[Figure collection entries]
········

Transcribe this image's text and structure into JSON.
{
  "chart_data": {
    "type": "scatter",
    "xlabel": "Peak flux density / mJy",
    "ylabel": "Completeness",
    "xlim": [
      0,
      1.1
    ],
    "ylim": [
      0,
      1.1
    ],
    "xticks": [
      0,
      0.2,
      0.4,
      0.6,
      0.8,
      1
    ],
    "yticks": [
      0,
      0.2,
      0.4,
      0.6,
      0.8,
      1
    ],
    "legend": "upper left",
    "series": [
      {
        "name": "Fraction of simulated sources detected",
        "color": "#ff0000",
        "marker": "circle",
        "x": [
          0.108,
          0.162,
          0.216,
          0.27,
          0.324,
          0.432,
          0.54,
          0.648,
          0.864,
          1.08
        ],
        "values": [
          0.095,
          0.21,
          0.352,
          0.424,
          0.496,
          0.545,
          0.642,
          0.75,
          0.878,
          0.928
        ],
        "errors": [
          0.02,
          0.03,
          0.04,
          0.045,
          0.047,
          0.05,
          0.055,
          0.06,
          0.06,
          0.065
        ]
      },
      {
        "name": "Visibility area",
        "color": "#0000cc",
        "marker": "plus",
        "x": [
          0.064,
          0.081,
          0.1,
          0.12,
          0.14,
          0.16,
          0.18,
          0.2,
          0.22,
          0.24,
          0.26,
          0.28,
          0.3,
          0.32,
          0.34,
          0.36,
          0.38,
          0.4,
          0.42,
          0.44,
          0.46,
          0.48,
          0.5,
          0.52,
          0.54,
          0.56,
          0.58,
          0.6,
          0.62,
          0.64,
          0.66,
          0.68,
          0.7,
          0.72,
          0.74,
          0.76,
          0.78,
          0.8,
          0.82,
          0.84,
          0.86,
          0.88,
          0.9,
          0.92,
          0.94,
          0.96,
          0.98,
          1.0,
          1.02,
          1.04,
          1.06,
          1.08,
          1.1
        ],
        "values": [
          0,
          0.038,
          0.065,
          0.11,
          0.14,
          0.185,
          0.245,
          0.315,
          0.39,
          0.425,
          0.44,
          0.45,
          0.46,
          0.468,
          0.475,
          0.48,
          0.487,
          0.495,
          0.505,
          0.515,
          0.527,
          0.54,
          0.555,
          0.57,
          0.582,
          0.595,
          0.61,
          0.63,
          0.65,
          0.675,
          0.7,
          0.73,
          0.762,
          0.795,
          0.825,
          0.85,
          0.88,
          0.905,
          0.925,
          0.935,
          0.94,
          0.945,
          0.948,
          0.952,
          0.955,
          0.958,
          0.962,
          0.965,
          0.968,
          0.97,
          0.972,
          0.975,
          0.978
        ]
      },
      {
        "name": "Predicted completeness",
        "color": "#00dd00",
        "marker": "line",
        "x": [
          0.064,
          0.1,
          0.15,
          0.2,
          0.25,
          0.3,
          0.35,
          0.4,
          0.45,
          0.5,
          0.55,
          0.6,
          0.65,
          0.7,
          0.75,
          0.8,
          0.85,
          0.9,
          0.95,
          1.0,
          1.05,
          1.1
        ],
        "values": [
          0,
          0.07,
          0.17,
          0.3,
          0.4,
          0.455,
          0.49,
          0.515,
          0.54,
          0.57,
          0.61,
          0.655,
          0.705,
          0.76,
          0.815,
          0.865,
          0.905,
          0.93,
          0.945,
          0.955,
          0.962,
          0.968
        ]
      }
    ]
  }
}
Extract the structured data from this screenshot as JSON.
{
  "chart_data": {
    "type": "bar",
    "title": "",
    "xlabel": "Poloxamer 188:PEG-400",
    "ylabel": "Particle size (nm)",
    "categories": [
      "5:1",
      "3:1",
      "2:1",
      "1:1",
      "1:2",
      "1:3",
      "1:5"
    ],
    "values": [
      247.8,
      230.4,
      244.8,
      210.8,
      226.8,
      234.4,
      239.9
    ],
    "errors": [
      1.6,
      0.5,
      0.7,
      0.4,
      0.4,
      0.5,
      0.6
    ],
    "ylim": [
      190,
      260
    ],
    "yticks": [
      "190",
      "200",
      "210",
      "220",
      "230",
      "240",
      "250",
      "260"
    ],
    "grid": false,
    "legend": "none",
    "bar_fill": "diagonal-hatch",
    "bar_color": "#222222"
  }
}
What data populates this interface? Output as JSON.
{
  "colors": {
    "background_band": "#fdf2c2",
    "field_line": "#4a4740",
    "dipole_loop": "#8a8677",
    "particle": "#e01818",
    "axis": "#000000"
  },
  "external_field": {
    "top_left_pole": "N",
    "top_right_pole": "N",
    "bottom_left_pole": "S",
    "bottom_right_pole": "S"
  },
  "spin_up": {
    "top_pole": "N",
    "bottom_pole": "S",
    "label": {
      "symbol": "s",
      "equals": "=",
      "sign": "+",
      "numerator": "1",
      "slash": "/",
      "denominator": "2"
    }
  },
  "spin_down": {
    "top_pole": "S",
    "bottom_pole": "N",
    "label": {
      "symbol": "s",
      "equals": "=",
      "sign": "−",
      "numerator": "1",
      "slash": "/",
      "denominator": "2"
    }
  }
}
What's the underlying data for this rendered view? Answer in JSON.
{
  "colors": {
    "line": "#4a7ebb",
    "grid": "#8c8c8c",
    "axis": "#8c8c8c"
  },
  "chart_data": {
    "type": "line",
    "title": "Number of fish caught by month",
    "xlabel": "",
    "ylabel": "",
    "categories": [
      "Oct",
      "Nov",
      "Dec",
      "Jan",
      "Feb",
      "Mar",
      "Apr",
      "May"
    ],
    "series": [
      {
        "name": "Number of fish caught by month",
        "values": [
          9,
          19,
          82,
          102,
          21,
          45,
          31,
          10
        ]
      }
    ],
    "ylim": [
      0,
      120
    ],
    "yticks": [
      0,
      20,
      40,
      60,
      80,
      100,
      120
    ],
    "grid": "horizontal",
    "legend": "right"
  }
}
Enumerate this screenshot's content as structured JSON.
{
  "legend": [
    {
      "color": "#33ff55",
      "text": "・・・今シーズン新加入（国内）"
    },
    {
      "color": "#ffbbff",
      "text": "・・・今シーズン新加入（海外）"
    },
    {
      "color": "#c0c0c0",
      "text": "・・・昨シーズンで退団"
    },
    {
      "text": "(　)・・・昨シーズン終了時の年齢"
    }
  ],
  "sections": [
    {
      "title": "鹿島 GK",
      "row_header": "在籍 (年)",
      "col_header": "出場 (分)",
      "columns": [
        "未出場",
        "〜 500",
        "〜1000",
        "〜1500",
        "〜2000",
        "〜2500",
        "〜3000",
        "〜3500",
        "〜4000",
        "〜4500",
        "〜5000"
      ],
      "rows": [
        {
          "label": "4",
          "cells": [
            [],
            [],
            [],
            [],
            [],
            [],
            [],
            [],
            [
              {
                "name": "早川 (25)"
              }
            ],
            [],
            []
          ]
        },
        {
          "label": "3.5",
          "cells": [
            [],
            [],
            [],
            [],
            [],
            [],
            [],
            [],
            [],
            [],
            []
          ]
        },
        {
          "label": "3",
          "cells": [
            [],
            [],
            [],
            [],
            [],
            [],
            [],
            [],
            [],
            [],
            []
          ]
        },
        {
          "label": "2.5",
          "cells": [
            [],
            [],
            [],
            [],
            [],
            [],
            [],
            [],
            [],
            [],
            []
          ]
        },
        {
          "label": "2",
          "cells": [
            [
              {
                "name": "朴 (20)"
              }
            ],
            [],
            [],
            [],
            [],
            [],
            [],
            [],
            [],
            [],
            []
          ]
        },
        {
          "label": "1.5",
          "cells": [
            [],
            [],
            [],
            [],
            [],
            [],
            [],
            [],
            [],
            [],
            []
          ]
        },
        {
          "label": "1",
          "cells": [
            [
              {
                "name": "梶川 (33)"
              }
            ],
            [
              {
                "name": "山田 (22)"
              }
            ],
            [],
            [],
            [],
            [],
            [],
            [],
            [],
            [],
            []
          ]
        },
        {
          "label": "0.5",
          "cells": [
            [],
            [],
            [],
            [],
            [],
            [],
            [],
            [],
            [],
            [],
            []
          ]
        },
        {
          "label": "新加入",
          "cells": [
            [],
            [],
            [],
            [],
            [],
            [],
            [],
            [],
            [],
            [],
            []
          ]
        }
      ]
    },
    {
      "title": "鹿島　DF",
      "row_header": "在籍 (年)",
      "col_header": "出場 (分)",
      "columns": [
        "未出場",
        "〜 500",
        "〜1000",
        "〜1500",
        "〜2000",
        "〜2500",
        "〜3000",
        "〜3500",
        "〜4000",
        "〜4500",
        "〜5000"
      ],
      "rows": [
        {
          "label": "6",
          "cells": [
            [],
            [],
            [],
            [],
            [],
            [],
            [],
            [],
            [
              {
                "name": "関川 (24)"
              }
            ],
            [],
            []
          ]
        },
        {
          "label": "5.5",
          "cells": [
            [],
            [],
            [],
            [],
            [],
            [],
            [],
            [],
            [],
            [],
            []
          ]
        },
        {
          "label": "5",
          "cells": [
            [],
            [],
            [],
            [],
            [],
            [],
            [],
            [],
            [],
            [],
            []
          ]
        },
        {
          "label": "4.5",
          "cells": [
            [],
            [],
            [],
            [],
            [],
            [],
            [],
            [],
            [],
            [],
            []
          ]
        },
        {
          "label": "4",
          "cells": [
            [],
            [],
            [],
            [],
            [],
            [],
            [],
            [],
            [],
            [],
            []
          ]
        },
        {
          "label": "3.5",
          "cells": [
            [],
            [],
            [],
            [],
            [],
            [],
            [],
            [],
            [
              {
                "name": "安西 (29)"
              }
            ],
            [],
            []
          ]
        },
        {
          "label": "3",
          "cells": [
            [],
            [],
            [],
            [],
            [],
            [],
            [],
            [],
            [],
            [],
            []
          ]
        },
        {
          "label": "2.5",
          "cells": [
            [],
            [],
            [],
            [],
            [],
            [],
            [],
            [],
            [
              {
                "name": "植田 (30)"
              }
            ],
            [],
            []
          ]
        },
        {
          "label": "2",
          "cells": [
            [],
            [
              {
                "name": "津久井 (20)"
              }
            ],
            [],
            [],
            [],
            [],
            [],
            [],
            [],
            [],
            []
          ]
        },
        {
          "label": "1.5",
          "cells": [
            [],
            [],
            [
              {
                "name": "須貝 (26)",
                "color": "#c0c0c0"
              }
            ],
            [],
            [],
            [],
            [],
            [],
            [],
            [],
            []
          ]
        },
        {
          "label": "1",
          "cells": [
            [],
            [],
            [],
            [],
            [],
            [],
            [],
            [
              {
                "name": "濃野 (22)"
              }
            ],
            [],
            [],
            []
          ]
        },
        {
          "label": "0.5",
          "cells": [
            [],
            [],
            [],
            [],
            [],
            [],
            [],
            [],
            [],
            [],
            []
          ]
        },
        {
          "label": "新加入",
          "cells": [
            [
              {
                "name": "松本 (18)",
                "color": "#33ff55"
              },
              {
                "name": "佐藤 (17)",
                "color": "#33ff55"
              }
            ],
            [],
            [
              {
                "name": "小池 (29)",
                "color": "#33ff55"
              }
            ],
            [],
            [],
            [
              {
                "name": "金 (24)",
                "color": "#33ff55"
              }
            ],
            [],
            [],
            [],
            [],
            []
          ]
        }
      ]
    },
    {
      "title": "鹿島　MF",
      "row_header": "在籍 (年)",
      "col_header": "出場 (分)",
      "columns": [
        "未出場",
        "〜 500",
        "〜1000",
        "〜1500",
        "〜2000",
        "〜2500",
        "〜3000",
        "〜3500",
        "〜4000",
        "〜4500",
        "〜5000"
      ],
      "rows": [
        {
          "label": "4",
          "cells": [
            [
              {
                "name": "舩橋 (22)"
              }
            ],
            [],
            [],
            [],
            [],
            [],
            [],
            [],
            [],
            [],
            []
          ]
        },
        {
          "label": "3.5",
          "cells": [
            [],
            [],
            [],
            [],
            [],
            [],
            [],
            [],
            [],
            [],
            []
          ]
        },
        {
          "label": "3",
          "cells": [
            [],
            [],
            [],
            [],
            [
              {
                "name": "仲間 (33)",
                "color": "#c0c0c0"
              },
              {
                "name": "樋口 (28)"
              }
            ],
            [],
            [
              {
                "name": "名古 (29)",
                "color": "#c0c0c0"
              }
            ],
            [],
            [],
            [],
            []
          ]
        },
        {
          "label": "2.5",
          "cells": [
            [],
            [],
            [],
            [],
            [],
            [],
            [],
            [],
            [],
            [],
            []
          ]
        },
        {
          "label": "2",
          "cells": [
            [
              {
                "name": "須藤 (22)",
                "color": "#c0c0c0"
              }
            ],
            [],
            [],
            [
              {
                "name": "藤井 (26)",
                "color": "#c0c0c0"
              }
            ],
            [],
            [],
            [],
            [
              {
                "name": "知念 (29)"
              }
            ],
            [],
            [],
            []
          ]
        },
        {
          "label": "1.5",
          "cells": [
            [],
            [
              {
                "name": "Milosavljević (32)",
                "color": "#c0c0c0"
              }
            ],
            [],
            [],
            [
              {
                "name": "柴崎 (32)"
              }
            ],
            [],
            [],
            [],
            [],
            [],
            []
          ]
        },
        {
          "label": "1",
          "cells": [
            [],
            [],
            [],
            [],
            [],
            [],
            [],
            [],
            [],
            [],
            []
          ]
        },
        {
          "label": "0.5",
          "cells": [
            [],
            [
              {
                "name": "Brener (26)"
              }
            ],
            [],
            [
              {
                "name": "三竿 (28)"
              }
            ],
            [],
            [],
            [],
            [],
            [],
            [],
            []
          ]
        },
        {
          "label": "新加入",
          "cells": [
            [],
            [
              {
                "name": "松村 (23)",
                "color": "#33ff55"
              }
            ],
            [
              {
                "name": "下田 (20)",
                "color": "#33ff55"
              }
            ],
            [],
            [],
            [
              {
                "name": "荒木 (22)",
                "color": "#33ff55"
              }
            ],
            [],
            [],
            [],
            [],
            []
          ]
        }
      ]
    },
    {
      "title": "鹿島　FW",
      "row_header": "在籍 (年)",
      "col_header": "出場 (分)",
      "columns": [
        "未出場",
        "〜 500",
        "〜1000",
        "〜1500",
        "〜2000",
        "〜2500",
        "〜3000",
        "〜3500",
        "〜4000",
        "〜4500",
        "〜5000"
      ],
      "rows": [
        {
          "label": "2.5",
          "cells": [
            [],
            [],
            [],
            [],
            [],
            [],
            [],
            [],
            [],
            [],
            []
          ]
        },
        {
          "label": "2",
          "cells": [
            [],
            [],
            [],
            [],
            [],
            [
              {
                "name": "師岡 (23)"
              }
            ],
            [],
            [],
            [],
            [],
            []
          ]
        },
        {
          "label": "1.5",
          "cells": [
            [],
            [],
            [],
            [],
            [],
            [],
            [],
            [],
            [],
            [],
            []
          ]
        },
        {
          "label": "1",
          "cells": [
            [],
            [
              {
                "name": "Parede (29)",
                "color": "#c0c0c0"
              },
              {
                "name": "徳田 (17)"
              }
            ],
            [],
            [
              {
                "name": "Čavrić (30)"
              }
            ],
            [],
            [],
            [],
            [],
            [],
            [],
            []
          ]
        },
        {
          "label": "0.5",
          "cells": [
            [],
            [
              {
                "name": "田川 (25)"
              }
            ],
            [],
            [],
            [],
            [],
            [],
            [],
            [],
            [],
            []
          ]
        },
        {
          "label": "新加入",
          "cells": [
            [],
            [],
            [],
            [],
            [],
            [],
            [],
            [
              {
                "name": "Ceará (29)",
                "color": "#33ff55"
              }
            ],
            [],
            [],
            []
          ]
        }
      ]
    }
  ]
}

········

▶ Task brief:
All lines that include "Number" are to be gathered and copied.

▶ Answer to the task:
    "title": "Number of fish caught by month",
        "name": "Number of fish caught by month",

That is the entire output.